What to produce:
Filter the data below and copy out every line that contains the string "List", leaving each kept line unchanged.

Records:
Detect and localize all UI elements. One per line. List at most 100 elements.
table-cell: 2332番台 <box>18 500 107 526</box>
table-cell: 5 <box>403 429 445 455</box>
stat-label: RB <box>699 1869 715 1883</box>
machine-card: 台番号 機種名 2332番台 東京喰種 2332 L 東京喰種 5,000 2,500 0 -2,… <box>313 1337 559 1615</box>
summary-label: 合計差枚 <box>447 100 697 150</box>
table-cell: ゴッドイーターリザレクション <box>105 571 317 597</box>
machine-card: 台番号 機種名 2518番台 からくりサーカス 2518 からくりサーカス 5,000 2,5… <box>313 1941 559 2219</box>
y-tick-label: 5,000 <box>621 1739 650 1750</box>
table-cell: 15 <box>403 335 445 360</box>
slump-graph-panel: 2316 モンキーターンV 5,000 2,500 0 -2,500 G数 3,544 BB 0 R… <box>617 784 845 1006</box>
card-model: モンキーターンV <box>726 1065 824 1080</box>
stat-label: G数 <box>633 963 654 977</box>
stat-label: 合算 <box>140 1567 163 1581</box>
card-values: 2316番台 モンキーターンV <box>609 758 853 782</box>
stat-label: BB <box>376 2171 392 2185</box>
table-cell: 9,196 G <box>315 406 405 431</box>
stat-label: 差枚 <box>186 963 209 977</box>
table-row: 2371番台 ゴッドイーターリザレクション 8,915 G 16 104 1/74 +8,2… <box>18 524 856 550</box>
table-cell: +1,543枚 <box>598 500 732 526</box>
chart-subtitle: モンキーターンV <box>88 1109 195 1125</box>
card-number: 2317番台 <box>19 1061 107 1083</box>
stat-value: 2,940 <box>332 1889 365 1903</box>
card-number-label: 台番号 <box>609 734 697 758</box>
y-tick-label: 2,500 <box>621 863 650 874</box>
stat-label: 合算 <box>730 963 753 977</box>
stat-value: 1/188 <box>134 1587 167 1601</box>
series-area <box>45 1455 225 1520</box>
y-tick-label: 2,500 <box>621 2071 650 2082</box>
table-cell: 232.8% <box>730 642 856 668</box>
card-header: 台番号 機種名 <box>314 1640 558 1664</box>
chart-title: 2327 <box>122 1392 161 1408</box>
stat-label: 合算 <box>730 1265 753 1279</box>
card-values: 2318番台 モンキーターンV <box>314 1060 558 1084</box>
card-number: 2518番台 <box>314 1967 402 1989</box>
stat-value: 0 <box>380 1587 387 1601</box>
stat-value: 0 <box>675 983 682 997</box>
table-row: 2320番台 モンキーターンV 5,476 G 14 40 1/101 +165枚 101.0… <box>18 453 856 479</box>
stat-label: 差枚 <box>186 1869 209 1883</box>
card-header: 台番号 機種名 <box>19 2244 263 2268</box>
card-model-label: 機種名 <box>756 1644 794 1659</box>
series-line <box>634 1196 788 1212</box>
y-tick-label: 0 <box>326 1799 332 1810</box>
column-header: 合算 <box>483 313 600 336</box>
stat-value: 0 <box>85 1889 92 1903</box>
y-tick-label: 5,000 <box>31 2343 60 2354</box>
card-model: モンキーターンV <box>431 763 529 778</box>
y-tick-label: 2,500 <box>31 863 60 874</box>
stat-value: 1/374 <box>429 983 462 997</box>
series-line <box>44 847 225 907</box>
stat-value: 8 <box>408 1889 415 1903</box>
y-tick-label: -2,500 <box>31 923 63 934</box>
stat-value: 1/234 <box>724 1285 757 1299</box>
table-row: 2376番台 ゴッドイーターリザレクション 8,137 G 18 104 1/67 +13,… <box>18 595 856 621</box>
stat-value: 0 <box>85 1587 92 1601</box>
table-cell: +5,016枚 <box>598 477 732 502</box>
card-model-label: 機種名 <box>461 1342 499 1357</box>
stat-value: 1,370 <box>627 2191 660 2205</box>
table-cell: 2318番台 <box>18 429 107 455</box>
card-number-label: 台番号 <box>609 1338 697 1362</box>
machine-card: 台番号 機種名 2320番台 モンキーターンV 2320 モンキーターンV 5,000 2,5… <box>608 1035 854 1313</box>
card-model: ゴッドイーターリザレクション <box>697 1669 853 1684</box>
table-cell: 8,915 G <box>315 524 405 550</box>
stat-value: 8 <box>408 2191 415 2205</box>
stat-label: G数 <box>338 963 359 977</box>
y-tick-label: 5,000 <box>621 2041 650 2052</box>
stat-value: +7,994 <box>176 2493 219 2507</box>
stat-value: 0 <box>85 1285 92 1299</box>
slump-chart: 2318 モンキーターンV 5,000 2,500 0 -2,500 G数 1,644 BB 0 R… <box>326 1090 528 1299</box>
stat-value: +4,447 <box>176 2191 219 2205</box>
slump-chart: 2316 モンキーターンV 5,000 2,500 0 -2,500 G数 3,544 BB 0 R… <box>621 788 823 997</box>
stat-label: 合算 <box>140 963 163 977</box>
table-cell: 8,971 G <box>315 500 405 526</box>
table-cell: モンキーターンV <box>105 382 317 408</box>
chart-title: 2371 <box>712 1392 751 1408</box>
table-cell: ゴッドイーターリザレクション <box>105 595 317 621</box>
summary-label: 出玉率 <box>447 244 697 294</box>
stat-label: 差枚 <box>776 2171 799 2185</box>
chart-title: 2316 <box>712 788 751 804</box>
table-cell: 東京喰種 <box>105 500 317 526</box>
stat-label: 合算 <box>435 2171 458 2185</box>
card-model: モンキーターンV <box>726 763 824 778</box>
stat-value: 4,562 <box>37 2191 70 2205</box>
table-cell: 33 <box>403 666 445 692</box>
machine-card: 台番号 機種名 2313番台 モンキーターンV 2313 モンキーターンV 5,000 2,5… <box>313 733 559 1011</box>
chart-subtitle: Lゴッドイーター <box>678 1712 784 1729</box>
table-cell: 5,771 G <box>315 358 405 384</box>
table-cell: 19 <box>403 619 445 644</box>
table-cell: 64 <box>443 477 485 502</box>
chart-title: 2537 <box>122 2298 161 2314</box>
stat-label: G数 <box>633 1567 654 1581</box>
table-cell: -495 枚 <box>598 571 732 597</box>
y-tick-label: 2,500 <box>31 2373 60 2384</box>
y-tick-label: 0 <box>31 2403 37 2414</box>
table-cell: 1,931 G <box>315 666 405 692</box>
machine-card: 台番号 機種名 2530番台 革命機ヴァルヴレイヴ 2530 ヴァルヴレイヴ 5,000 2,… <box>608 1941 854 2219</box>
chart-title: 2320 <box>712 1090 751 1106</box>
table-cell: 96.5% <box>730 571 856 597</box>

==

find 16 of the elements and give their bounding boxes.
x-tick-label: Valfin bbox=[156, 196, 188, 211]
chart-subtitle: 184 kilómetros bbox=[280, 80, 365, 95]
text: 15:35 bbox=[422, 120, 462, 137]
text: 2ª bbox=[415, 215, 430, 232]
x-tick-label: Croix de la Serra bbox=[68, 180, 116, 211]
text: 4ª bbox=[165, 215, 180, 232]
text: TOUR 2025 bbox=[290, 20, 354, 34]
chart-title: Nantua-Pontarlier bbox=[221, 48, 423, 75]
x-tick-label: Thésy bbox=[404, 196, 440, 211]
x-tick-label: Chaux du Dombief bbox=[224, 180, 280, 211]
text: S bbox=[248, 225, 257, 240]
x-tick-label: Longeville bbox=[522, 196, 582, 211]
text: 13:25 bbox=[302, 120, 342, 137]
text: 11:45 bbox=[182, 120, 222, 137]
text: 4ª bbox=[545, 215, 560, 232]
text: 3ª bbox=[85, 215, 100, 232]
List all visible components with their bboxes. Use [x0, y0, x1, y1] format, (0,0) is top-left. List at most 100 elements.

Complete response:
Detect and localize all UI elements. One per line. List at most 100 elements.
List all visible components with their bboxes. Use [x0, y0, x1, y1] format, (0,0) is top-left. List at most 100 elements.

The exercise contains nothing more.